Write the number of lines holding the word "name", and nothing else.

GIVEN RECORDS:
———
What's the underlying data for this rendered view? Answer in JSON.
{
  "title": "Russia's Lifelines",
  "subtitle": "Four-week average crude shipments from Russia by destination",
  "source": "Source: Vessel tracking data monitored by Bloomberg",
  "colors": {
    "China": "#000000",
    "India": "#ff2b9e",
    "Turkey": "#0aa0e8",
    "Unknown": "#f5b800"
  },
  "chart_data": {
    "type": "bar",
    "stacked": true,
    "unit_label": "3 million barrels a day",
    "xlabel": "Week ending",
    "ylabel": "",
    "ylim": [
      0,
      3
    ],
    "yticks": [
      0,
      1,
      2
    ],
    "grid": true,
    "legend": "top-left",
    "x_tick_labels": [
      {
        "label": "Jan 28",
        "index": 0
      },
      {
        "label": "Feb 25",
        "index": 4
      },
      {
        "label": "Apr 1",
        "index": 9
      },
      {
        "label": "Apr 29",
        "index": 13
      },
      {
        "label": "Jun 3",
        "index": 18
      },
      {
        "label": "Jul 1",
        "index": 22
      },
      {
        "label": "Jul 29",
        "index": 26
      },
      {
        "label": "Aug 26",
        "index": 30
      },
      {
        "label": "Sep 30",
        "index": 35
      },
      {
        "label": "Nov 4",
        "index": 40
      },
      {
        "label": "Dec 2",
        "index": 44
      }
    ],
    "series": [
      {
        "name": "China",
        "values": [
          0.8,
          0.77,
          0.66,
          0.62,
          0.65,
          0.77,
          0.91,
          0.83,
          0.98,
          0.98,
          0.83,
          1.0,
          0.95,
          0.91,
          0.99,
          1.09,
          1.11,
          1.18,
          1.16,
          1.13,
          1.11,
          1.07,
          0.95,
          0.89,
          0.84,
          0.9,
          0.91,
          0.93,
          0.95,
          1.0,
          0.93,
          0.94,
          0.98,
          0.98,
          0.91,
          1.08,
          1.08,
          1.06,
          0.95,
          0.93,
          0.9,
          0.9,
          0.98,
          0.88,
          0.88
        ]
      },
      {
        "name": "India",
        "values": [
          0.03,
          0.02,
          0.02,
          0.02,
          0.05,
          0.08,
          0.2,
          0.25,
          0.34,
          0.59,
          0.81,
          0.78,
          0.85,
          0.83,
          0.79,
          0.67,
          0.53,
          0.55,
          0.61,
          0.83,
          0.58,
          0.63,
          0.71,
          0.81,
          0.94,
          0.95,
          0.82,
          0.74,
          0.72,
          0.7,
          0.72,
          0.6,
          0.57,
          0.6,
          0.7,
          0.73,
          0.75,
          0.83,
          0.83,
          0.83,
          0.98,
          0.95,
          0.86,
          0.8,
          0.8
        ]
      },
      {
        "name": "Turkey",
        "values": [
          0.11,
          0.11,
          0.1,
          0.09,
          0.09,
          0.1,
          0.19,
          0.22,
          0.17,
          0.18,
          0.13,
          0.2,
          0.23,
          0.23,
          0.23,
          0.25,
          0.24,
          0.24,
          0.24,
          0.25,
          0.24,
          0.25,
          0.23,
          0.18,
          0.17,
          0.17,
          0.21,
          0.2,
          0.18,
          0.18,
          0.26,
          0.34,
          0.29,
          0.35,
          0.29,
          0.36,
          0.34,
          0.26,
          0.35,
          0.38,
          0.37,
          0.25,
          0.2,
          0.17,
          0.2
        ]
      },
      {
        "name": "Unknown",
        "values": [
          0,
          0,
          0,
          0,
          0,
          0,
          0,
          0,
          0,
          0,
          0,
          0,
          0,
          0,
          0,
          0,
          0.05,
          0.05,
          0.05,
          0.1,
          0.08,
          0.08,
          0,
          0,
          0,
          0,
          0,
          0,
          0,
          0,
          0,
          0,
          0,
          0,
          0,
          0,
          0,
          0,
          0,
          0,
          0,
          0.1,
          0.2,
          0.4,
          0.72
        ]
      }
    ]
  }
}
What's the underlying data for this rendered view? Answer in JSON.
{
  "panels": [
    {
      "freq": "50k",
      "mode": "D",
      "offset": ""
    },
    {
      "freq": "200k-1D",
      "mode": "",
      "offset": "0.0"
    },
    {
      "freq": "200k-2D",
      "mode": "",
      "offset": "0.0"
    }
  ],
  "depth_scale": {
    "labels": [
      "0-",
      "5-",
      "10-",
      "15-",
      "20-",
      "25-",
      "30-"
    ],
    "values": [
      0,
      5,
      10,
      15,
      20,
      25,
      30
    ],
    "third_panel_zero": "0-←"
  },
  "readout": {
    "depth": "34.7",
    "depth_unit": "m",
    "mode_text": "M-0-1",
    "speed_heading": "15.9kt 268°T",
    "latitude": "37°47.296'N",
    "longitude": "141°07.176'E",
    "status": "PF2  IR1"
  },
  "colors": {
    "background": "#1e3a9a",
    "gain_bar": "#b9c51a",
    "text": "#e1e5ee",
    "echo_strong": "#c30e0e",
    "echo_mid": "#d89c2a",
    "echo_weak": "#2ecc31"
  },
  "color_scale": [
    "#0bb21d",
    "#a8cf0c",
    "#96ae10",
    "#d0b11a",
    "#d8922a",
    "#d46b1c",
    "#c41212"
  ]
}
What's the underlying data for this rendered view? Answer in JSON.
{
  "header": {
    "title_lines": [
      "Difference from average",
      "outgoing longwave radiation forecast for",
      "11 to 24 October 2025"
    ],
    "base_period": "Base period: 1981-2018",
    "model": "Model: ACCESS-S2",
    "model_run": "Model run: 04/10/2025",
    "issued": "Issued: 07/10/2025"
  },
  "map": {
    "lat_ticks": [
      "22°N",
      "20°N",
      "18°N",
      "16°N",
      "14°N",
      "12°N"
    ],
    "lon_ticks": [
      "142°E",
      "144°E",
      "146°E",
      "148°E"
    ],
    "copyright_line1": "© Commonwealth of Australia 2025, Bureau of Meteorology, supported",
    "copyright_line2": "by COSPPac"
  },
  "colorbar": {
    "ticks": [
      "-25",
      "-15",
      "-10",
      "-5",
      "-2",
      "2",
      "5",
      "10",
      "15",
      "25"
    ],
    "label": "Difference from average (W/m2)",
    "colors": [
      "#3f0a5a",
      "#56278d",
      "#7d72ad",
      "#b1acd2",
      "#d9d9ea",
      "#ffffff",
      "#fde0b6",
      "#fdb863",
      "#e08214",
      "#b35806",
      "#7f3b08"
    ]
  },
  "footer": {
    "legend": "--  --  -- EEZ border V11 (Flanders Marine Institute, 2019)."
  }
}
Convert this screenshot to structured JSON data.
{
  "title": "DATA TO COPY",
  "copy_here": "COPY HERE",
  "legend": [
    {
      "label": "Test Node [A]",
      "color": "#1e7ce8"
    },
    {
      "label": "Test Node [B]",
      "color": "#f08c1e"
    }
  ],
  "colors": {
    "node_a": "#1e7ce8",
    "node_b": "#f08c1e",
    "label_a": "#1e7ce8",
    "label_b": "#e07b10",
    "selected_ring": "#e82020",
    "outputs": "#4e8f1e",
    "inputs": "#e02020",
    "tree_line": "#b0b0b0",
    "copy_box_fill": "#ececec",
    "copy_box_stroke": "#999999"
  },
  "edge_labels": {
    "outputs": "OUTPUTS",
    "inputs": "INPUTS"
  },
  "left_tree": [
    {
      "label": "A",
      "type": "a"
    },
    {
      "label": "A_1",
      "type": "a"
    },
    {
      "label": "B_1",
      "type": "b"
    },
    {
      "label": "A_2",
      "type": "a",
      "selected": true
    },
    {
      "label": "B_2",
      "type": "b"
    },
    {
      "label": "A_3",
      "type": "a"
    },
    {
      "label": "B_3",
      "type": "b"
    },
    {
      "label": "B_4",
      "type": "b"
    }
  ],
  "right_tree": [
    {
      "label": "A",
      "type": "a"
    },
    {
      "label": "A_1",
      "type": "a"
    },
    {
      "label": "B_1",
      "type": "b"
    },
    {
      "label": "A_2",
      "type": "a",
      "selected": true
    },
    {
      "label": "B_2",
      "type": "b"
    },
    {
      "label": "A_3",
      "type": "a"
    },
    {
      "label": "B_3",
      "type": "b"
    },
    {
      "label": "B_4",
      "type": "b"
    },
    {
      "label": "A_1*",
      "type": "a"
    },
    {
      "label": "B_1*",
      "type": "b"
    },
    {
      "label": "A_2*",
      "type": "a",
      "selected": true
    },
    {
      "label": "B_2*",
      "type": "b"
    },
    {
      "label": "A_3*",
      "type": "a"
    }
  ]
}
———
RESPONSE:
4